▶ Data supplied:
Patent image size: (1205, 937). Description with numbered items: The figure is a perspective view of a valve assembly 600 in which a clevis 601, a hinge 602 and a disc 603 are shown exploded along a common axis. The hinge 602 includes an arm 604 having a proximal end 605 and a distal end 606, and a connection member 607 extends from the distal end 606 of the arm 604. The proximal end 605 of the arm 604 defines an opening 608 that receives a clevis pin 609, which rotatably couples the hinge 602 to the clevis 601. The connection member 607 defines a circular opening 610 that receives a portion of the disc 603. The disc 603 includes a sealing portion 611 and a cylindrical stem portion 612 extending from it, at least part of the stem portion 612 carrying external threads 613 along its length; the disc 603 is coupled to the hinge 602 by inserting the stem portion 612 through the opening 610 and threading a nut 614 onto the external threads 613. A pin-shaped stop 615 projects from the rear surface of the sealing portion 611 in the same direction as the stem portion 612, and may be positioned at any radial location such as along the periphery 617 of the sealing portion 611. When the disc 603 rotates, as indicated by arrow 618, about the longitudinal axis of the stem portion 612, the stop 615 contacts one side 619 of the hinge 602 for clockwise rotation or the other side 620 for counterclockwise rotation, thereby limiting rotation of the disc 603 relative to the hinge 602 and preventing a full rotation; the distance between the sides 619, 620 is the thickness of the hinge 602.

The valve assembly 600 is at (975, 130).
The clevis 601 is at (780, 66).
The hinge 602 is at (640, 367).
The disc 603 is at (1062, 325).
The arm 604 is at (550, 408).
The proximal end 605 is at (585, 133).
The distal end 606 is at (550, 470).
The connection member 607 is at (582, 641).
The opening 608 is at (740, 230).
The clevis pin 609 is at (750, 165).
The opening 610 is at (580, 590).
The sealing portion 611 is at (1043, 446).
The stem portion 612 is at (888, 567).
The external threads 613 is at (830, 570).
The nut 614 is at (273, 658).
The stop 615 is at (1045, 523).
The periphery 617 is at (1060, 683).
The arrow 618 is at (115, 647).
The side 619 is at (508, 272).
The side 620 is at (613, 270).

▶ Requirements: Reproduce every line of the entries above verbatim, keeping each line's wording, numbering, and coordinates unchanged.

▶ Solution for this problem:
Patent image size: (1205, 937). Description with numbered items: The figure is a perspective view of a valve assembly 600 in which a clevis 601, a hinge 602 and a disc 603 are shown exploded along a common axis. The hinge 602 includes an arm 604 having a proximal end 605 and a distal end 606, and a connection member 607 extends from the distal end 606 of the arm 604. The proximal end 605 of the arm 604 defines an opening 608 that receives a clevis pin 609, which rotatably couples the hinge 602 to the clevis 601. The connection member 607 defines a circular opening 610 that receives a portion of the disc 603. The disc 603 includes a sealing portion 611 and a cylindrical stem portion 612 extending from it, at least part of the stem portion 612 carrying external threads 613 along its length; the disc 603 is coupled to the hinge 602 by inserting the stem portion 612 through the opening 610 and threading a nut 614 onto the external threads 613. A pin-shaped stop 615 projects from the rear surface of the sealing portion 611 in the same direction as the stem portion 612, and may be positioned at any radial location such as along the periphery 617 of the sealing portion 611. When the disc 603 rotates, as indicated by arrow 618, about the longitudinal axis of the stem portion 612, the stop 615 contacts one side 619 of the hinge 602 for clockwise rotation or the other side 620 for counterclockwise rotation, thereby limiting rotation of the disc 603 relative to the hinge 602 and preventing a full rotation; the distance between the sides 619, 620 is the thickness of the hinge 602.

The valve assembly 600 is at (975, 130).
The clevis 601 is at (780, 66).
The hinge 602 is at (640, 367).
The disc 603 is at (1062, 325).
The arm 604 is at (550, 408).
The proximal end 605 is at (585, 133).
The distal end 606 is at (550, 470).
The connection member 607 is at (582, 641).
The opening 608 is at (740, 230).
The clevis pin 609 is at (750, 165).
The opening 610 is at (580, 590).
The sealing portion 611 is at (1043, 446).
The stem portion 612 is at (888, 567).
The external threads 613 is at (830, 570).
The nut 614 is at (273, 658).
The stop 615 is at (1045, 523).
The periphery 617 is at (1060, 683).
The arrow 618 is at (115, 647).
The side 619 is at (508, 272).
The side 620 is at (613, 270).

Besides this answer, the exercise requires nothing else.